> _EXERCISE DESCRIPTION_: Only the number is wanted: how many lines contain "legend"?
— start INPUT DATA —
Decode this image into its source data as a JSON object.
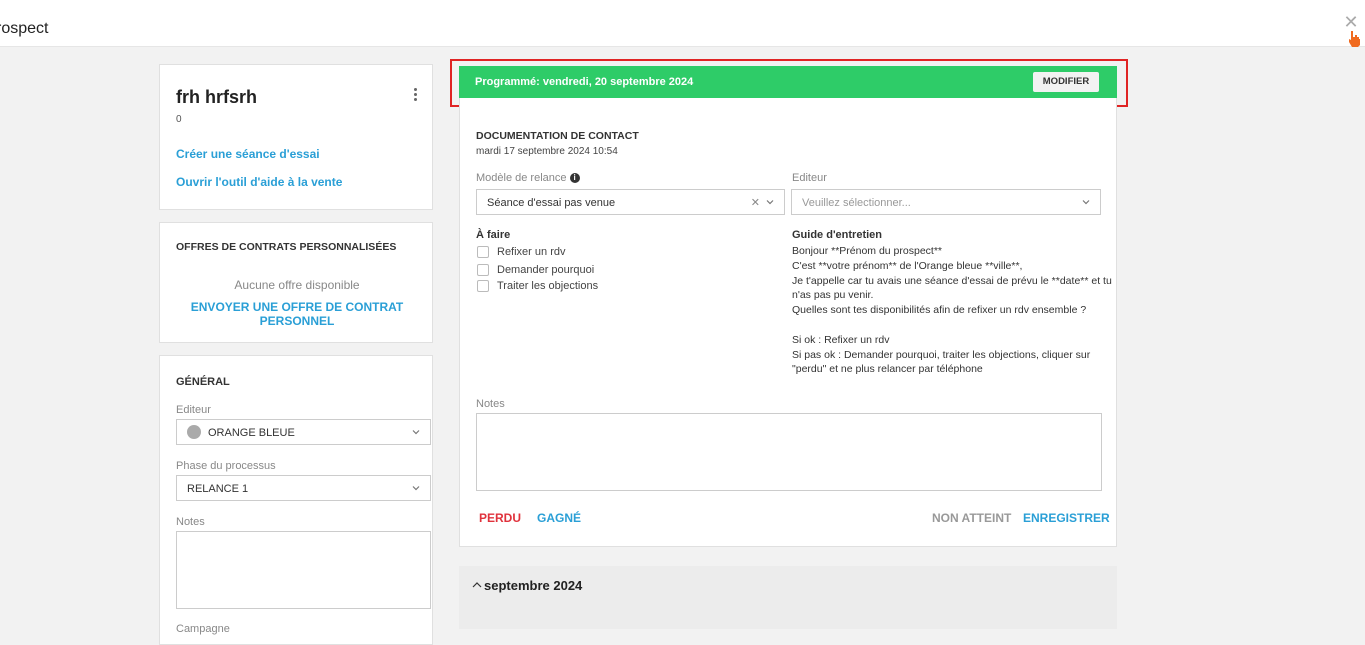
{
  "header": {
    "title": "rospect"
  },
  "profile": {
    "name": "frh hrfsrh",
    "sub": "0",
    "link_trial": "Créer une séance d'essai",
    "link_sales": "Ouvrir l'outil d'aide à la vente"
  },
  "offers": {
    "title": "OFFRES DE CONTRATS PERSONNALISÉES",
    "empty": "Aucune offre disponible",
    "send": "ENVOYER UNE OFFRE DE CONTRAT PERSONNEL"
  },
  "general": {
    "title": "GÉNÉRAL",
    "editor_label": "Editeur",
    "editor_value": "ORANGE BLEUE",
    "phase_label": "Phase du processus",
    "phase_value": "RELANCE 1",
    "notes_label": "Notes",
    "campaign_label": "Campagne"
  },
  "banner": {
    "text": "Programmé: vendredi, 20 septembre 2024",
    "button": "MODIFIER",
    "color": "#2ecc68",
    "highlight": "#e02424"
  },
  "contact": {
    "title": "DOCUMENTATION DE CONTACT",
    "date": "mardi 17 septembre 2024 10:54",
    "template_label": "Modèle de relance",
    "template_value": "Séance d'essai pas venue",
    "editor_label": "Editeur",
    "editor_placeholder": "Veuillez sélectionner...",
    "todo_title": "À faire",
    "todo": [
      "Refixer un rdv",
      "Demander pourquoi",
      "Traiter les objections"
    ],
    "guide_title": "Guide d'entretien",
    "guide": [
      "Bonjour **Prénom du prospect**",
      "C'est **votre prénom** de l'Orange bleue **ville**,",
      "Je t'appelle car tu avais une séance d'essai de prévu le **date** et tu",
      "n'as pas pu venir.",
      "Quelles sont tes disponibilités afin de refixer un rdv ensemble ?",
      "",
      "Si ok : Refixer un rdv",
      "Si pas ok : Demander pourquoi, traiter les objections, cliquer sur",
      "\"perdu\" et ne plus relancer par téléphone"
    ],
    "notes_label": "Notes",
    "lost": "PERDU",
    "won": "GAGNÉ",
    "not_reached": "NON ATTEINT",
    "save": "ENREGISTRER",
    "lost_color": "#e0323c",
    "link_color": "#2a9fd6"
  },
  "timeline": {
    "month": "septembre 2024"
  }
}
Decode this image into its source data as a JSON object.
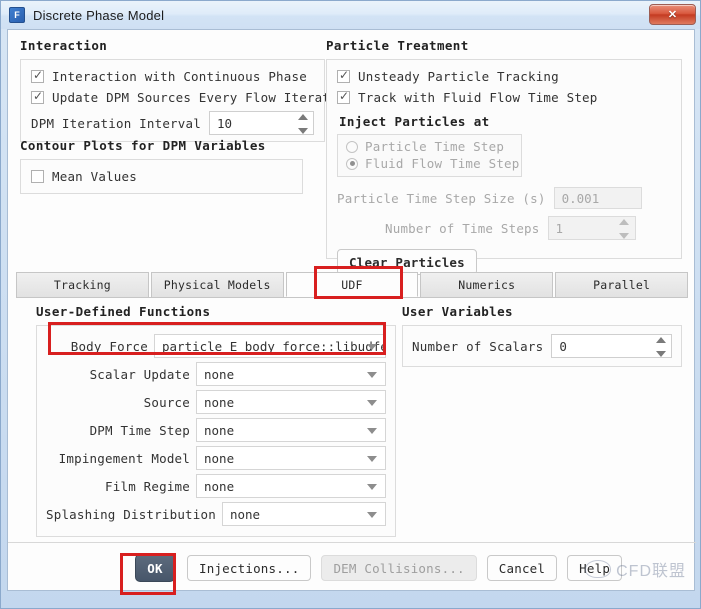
{
  "window": {
    "title": "Discrete Phase Model",
    "app_icon": "fluent-f-icon",
    "close_label": "✕"
  },
  "interaction": {
    "title": "Interaction",
    "checkboxes": [
      {
        "label": "Interaction with Continuous Phase",
        "checked": true
      },
      {
        "label": "Update DPM Sources Every Flow Iteration",
        "checked": true
      }
    ],
    "iteration_interval": {
      "label": "DPM Iteration Interval",
      "value": "10"
    }
  },
  "contour_plots": {
    "title": "Contour Plots for DPM Variables",
    "checkboxes": [
      {
        "label": "Mean Values",
        "checked": false
      }
    ]
  },
  "particle_treatment": {
    "title": "Particle Treatment",
    "checkboxes": [
      {
        "label": "Unsteady Particle Tracking",
        "checked": true
      },
      {
        "label": "Track with Fluid Flow Time Step",
        "checked": true
      }
    ],
    "inject_title": "Inject Particles at",
    "radios": [
      {
        "label": "Particle Time Step",
        "selected": false
      },
      {
        "label": "Fluid Flow Time Step",
        "selected": true
      }
    ],
    "time_step_size": {
      "label": "Particle Time Step Size (s)",
      "value": "0.001"
    },
    "number_of_time_steps": {
      "label": "Number of Time Steps",
      "value": "1"
    },
    "clear_particles_label": "Clear Particles"
  },
  "tabs": [
    {
      "label": "Tracking",
      "active": false
    },
    {
      "label": "Physical Models",
      "active": false
    },
    {
      "label": "UDF",
      "active": true
    },
    {
      "label": "Numerics",
      "active": false
    },
    {
      "label": "Parallel",
      "active": false
    }
  ],
  "udf": {
    "title": "User-Defined Functions",
    "fields": [
      {
        "label": "Body Force",
        "value": "particle_E_body_force::libudfee"
      },
      {
        "label": "Scalar Update",
        "value": "none"
      },
      {
        "label": "Source",
        "value": "none"
      },
      {
        "label": "DPM Time Step",
        "value": "none"
      },
      {
        "label": "Impingement Model",
        "value": "none"
      },
      {
        "label": "Film Regime",
        "value": "none"
      },
      {
        "label": "Splashing Distribution",
        "value": "none"
      }
    ]
  },
  "user_variables": {
    "title": "User Variables",
    "number_of_scalars": {
      "label": "Number of Scalars",
      "value": "0"
    }
  },
  "buttons": [
    {
      "label": "OK",
      "style": "primary"
    },
    {
      "label": "Injections...",
      "style": "normal"
    },
    {
      "label": "DEM Collisions...",
      "style": "disabled"
    },
    {
      "label": "Cancel",
      "style": "normal"
    },
    {
      "label": "Help",
      "style": "normal"
    }
  ],
  "watermark": {
    "text": "CFD联盟"
  },
  "annotations": {
    "color": "#d81f1f",
    "boxes": [
      "udf-tab",
      "body-force-field",
      "ok-button"
    ]
  }
}
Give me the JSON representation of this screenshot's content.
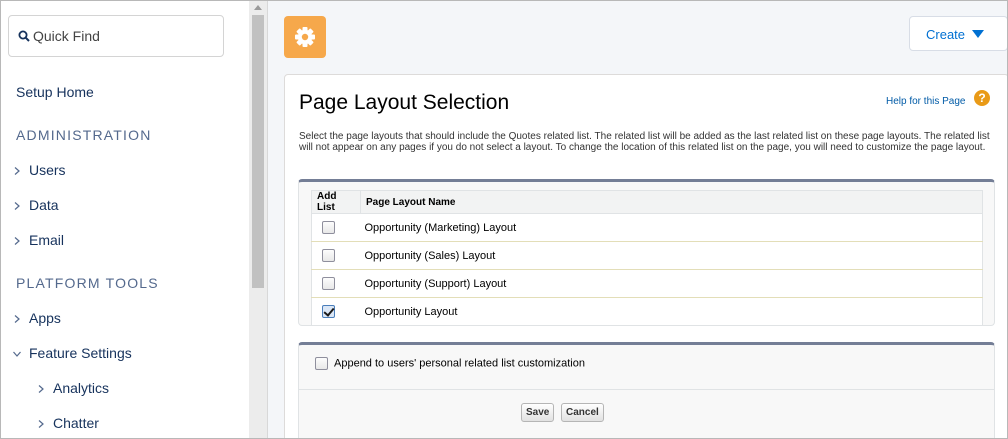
{
  "sidebar": {
    "search_placeholder": "Quick Find",
    "setup_home": "Setup Home",
    "administration_title": "ADMINISTRATION",
    "admin_items": [
      {
        "label": "Users"
      },
      {
        "label": "Data"
      },
      {
        "label": "Email"
      }
    ],
    "platform_title": "PLATFORM TOOLS",
    "platform_items": [
      {
        "label": "Apps",
        "expanded": false
      },
      {
        "label": "Feature Settings",
        "expanded": true
      }
    ],
    "feature_children": [
      {
        "label": "Analytics"
      },
      {
        "label": "Chatter"
      }
    ]
  },
  "header": {
    "create_label": "Create",
    "app_icon": "gear-icon"
  },
  "page": {
    "title": "Page Layout Selection",
    "help_link": "Help for this Page",
    "help_icon_glyph": "?",
    "description": "Select the page layouts that should include the Quotes related list. The related list will be added as the last related list on these page layouts. The related list will not appear on any pages if you do not select a layout. To change the location of this related list on the page, you will need to customize the page layout."
  },
  "table": {
    "columns": [
      "Add List",
      "Page Layout Name"
    ],
    "rows": [
      {
        "checked": false,
        "name": "Opportunity (Marketing) Layout"
      },
      {
        "checked": false,
        "name": "Opportunity (Sales) Layout"
      },
      {
        "checked": false,
        "name": "Opportunity (Support) Layout"
      },
      {
        "checked": true,
        "name": "Opportunity Layout"
      }
    ]
  },
  "append": {
    "label": "Append to users' personal related list customization",
    "checked": false
  },
  "buttons": {
    "save": "Save",
    "cancel": "Cancel"
  },
  "colors": {
    "accent": "#0070d2",
    "app_icon_bg": "#f6a84b",
    "section_border": "#747e96",
    "help_icon": "#e99a17"
  }
}
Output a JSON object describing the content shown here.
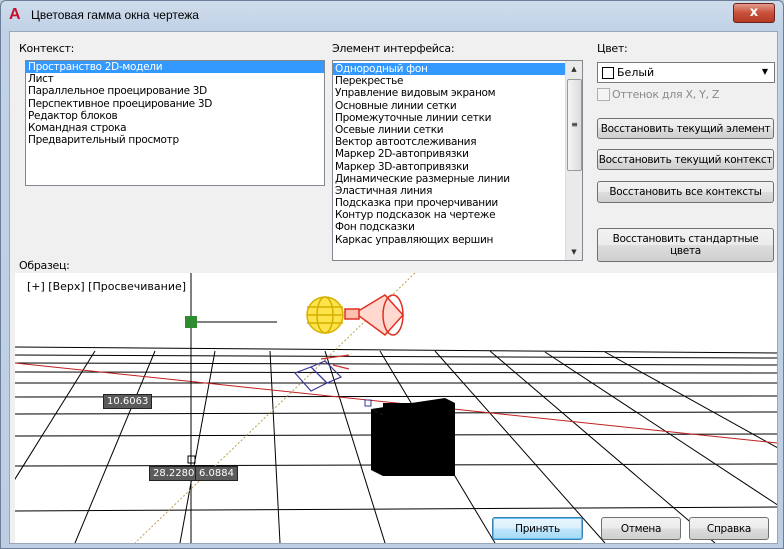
{
  "window": {
    "title": "Цветовая гамма окна чертежа",
    "close_label": "x"
  },
  "context": {
    "label": "Контекст:",
    "items": [
      "Пространство 2D-модели",
      "Лист",
      "Параллельное проецирование 3D",
      "Перспективное проецирование 3D",
      "Редактор блоков",
      "Командная строка",
      "Предварительный просмотр"
    ],
    "selected_index": 0
  },
  "interface_element": {
    "label": "Элемент интерфейса:",
    "items": [
      "Однородный фон",
      "Перекрестье",
      "Управление видовым экраном",
      "Основные линии сетки",
      "Промежуточные линии сетки",
      "Осевые линии сетки",
      "Вектор автоотслеживания",
      "Маркер 2D-автопривязки",
      "Маркер 3D-автопривязки",
      "Динамические размерные линии",
      "Эластичная линия",
      "Подсказка при прочерчивании",
      "Контур подсказок на чертеже",
      "Фон подсказки",
      "Каркас управляющих вершин"
    ],
    "selected_index": 0
  },
  "color": {
    "label": "Цвет:",
    "value": "Белый",
    "tint_label": "Оттенок для X, Y, Z"
  },
  "buttons": {
    "restore_element": "Восстановить текущий элемент",
    "restore_context": "Восстановить текущий контекст",
    "restore_all": "Восстановить все контексты",
    "restore_defaults": "Восстановить стандартные цвета",
    "apply": "Принять",
    "cancel": "Отмена",
    "help": "Справка"
  },
  "sample": {
    "label": "Образец:",
    "viewport_label": "[+] [Верх] [Просвечивание]",
    "dim_value": "10.6063",
    "coord_x": "28.2280",
    "coord_y": "6.0884"
  },
  "colors": {
    "selection": "#3399ff",
    "grid_center": "#d23b3b",
    "crosshair_dot": "#2e8b2e"
  }
}
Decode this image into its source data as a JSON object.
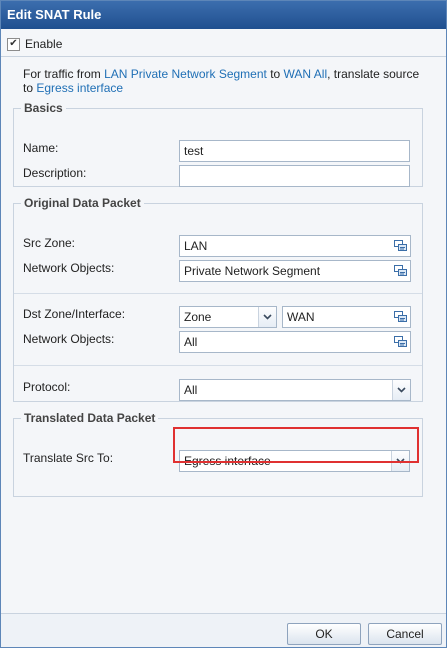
{
  "dialog": {
    "title": "Edit SNAT Rule"
  },
  "enable": {
    "label": "Enable",
    "checked": true
  },
  "description": {
    "part1": "For traffic from ",
    "source": "LAN Private Network Segment",
    "part2": " to ",
    "destination": "WAN All",
    "part3": ", translate source to ",
    "translation": "Egress interface"
  },
  "basics": {
    "legend": "Basics",
    "name_label": "Name:",
    "name_value": "test",
    "description_label": "Description:",
    "description_value": ""
  },
  "original": {
    "legend": "Original Data Packet",
    "src_zone_label": "Src Zone:",
    "src_zone_value": "LAN",
    "src_objects_label": "Network Objects:",
    "src_objects_value": "Private Network Segment",
    "dst_label": "Dst Zone/Interface:",
    "dst_type_value": "Zone",
    "dst_value": "WAN",
    "dst_objects_label": "Network Objects:",
    "dst_objects_value": "All",
    "protocol_label": "Protocol:",
    "protocol_value": "All"
  },
  "translated": {
    "legend": "Translated Data Packet",
    "translate_label": "Translate Src To:",
    "translate_value": "Egress interface"
  },
  "footer": {
    "ok_label": "OK",
    "cancel_label": "Cancel"
  },
  "colors": {
    "link": "#1f6fb5",
    "title_bar": "#2c5d9e",
    "highlight": "#e03131"
  },
  "icons": {
    "picker": "select-objects-icon",
    "dropdown": "chevron-down-icon",
    "check": "checkmark-icon"
  }
}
— end INPUT DATA —
> _FINISHED EXERCISE_: 3